◆ PROBLEM DESCRIPTION: Return each of the rows below verbatim, keeping every line unchanged.

** BEGIN **

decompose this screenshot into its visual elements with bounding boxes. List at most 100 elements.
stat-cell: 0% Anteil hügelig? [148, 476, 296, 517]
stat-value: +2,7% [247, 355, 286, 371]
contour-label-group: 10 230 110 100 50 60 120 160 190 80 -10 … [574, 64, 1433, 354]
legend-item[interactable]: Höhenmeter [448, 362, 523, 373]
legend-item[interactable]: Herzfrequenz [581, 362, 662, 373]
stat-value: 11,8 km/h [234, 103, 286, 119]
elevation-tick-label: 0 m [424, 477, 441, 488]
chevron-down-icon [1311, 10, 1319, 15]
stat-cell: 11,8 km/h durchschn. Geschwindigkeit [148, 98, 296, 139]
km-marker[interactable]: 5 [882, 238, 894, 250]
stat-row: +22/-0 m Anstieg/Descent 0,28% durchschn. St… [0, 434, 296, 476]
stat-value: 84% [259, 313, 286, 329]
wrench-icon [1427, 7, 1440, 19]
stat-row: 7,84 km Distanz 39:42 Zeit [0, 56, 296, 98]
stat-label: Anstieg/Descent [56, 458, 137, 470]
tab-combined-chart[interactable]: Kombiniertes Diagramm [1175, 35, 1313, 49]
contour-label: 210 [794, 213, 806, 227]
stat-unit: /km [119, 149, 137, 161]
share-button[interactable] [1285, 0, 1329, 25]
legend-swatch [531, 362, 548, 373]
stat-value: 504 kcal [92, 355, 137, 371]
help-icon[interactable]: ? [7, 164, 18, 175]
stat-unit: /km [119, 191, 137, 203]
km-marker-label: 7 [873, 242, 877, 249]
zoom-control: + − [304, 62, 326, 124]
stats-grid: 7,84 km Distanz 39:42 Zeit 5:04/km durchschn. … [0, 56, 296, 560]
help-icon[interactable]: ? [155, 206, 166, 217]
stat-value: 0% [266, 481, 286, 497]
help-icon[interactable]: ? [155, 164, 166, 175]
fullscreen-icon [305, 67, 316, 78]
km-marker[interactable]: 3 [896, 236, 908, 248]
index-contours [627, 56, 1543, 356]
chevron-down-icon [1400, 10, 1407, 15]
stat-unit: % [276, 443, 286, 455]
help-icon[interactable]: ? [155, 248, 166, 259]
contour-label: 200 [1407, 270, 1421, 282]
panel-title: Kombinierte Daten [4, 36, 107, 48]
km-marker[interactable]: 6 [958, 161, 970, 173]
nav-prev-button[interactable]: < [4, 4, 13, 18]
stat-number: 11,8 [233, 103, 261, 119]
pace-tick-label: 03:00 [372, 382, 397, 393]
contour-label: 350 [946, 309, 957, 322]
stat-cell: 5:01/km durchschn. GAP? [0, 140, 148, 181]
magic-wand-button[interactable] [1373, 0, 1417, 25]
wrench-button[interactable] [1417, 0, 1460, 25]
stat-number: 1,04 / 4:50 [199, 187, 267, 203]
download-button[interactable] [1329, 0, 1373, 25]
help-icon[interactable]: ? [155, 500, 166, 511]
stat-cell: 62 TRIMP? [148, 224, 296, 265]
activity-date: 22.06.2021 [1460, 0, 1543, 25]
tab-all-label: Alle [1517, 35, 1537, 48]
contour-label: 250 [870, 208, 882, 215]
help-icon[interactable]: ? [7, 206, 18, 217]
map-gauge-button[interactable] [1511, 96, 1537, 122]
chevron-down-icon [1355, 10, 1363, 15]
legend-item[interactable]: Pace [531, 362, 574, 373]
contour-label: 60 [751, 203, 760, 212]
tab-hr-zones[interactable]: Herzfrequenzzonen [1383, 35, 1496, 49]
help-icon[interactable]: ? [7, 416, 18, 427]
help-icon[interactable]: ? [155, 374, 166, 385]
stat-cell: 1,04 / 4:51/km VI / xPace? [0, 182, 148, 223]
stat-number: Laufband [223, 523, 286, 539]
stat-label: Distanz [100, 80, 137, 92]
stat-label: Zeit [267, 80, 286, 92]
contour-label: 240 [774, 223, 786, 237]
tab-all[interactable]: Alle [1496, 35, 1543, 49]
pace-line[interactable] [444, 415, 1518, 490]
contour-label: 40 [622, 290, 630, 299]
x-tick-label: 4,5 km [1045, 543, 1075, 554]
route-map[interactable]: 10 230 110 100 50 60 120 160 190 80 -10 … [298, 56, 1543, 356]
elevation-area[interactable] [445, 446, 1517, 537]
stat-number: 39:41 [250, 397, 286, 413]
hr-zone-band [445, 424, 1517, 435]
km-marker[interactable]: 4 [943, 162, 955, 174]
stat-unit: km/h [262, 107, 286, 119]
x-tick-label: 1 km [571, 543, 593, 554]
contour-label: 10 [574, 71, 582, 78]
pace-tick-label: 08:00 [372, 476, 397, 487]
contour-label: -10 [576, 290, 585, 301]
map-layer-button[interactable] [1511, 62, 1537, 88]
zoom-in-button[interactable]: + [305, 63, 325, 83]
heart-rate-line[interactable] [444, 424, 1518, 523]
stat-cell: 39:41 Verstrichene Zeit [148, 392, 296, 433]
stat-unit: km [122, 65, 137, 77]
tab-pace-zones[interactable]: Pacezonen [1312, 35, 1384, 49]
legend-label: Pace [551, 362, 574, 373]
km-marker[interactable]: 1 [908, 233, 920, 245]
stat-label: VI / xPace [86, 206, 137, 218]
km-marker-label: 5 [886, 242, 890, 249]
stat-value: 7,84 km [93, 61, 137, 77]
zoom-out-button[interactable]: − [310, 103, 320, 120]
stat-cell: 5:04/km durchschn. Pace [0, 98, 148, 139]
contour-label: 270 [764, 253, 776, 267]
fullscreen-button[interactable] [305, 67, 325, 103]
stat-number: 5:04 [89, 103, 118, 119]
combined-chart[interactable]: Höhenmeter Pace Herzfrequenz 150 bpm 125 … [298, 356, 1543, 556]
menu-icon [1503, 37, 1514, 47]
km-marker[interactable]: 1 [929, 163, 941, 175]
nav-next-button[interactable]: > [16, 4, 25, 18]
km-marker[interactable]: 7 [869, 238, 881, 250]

** END **

◆ COMPLETED EXERCISE:
decompose this screenshot into its visual elements with bounding boxes. List at most 100 elements.
stat-cell: 0% Anteil hügelig? [148, 476, 296, 517]
stat-value: +2,7% [247, 355, 286, 371]
contour-label-group: 10 230 110 100 50 60 120 160 190 80 -10 … [574, 64, 1433, 354]
legend-item[interactable]: Höhenmeter [448, 362, 523, 373]
legend-item[interactable]: Herzfrequenz [581, 362, 662, 373]
stat-value: 11,8 km/h [234, 103, 286, 119]
elevation-tick-label: 0 m [424, 477, 441, 488]
chevron-down-icon [1311, 10, 1319, 15]
stat-cell: 11,8 km/h durchschn. Geschwindigkeit [148, 98, 296, 139]
km-marker[interactable]: 5 [882, 238, 894, 250]
stat-row: +22/-0 m Anstieg/Descent 0,28% durchschn. St… [0, 434, 296, 476]
stat-value: 84% [259, 313, 286, 329]
wrench-icon [1427, 7, 1440, 19]
stat-row: 7,84 km Distanz 39:42 Zeit [0, 56, 296, 98]
stat-label: Anstieg/Descent [56, 458, 137, 470]
tab-combined-chart[interactable]: Kombiniertes Diagramm [1175, 35, 1313, 49]
contour-label: 210 [794, 213, 806, 227]
stat-unit: /km [119, 149, 137, 161]
share-button[interactable] [1285, 0, 1329, 25]
legend-swatch [531, 362, 548, 373]
stat-value: 504 kcal [92, 355, 137, 371]
help-icon[interactable]: ? [7, 164, 18, 175]
stat-unit: /km [119, 191, 137, 203]
km-marker-label: 7 [873, 242, 877, 249]
zoom-control: + − [304, 62, 326, 124]
stats-grid: 7,84 km Distanz 39:42 Zeit 5:04/km durchschn. … [0, 56, 296, 560]
help-icon[interactable]: ? [155, 206, 166, 217]
stat-value: 0% [266, 481, 286, 497]
help-icon[interactable]: ? [155, 164, 166, 175]
fullscreen-icon [305, 67, 316, 78]
km-marker[interactable]: 3 [896, 236, 908, 248]
index-contours [627, 56, 1543, 356]
chevron-down-icon [1400, 10, 1407, 15]
stat-unit: % [276, 443, 286, 455]
help-icon[interactable]: ? [155, 248, 166, 259]
contour-label: 200 [1407, 270, 1421, 282]
panel-title: Kombinierte Daten [4, 36, 107, 48]
km-marker[interactable]: 6 [958, 161, 970, 173]
nav-prev-button[interactable]: < [4, 4, 13, 18]
stat-number: 11,8 [233, 103, 261, 119]
pace-tick-label: 03:00 [372, 382, 397, 393]
contour-label: 350 [946, 309, 957, 322]
stat-cell: 5:01/km durchschn. GAP? [0, 140, 148, 181]
magic-wand-button[interactable] [1373, 0, 1417, 25]
wrench-button[interactable] [1417, 0, 1460, 25]
stat-number: 1,04 / 4:50 [199, 187, 267, 203]
download-button[interactable] [1329, 0, 1373, 25]
help-icon[interactable]: ? [155, 500, 166, 511]
stat-cell: 62 TRIMP? [148, 224, 296, 265]
activity-date: 22.06.2021 [1460, 0, 1543, 25]
tab-all-label: Alle [1517, 35, 1537, 48]
contour-label: 250 [870, 208, 882, 215]
help-icon[interactable]: ? [7, 206, 18, 217]
map-gauge-button[interactable] [1511, 96, 1537, 122]
chevron-down-icon [1355, 10, 1363, 15]
legend-item[interactable]: Pace [531, 362, 574, 373]
contour-label: 60 [751, 203, 760, 212]
tab-hr-zones[interactable]: Herzfrequenzzonen [1383, 35, 1496, 49]
help-icon[interactable]: ? [7, 416, 18, 427]
help-icon[interactable]: ? [155, 374, 166, 385]
stat-cell: 1,04 / 4:51/km VI / xPace? [0, 182, 148, 223]
stat-number: Laufband [223, 523, 286, 539]
stat-label: Distanz [100, 80, 137, 92]
stat-label: Zeit [267, 80, 286, 92]
contour-label: 240 [774, 223, 786, 237]
tab-all[interactable]: Alle [1496, 35, 1543, 49]
pace-line[interactable] [444, 415, 1518, 490]
contour-label: 40 [622, 290, 630, 299]
x-tick-label: 4,5 km [1045, 543, 1075, 554]
route-map[interactable]: 10 230 110 100 50 60 120 160 190 80 -10 … [298, 56, 1543, 356]
elevation-area[interactable] [445, 446, 1517, 537]
stat-number: 39:41 [250, 397, 286, 413]
hr-zone-band [445, 424, 1517, 435]
km-marker[interactable]: 4 [943, 162, 955, 174]
stat-unit: km/h [262, 107, 286, 119]
x-tick-label: 1 km [571, 543, 593, 554]
contour-label: 10 [574, 71, 582, 78]
pace-tick-label: 08:00 [372, 476, 397, 487]
contour-label: -10 [576, 290, 585, 301]
map-layer-button[interactable] [1511, 62, 1537, 88]
zoom-in-button[interactable]: + [305, 63, 325, 83]
heart-rate-line[interactable] [444, 424, 1518, 523]
stat-cell: 39:41 Verstrichene Zeit [148, 392, 296, 433]
stat-unit: km [122, 65, 137, 77]
tab-pace-zones[interactable]: Pacezonen [1312, 35, 1384, 49]
legend-label: Pace [551, 362, 574, 373]
km-marker[interactable]: 1 [908, 233, 920, 245]
stat-label: VI / xPace [86, 206, 137, 218]
km-marker-label: 5 [886, 242, 890, 249]
stat-value: 7,84 km [93, 61, 137, 77]
zoom-out-button[interactable]: − [310, 103, 320, 120]
stat-cell: 5:04/km durchschn. Pace [0, 98, 148, 139]
contour-label: 270 [764, 253, 776, 267]
fullscreen-button[interactable] [305, 67, 325, 103]
stat-number: 5:04 [89, 103, 118, 119]
combined-chart[interactable]: Höhenmeter Pace Herzfrequenz 150 bpm 125 … [298, 356, 1543, 556]
menu-icon [1503, 37, 1514, 47]
km-marker[interactable]: 1 [929, 163, 941, 175]
nav-next-button[interactable]: > [16, 4, 25, 18]
km-marker[interactable]: 7 [869, 238, 881, 250]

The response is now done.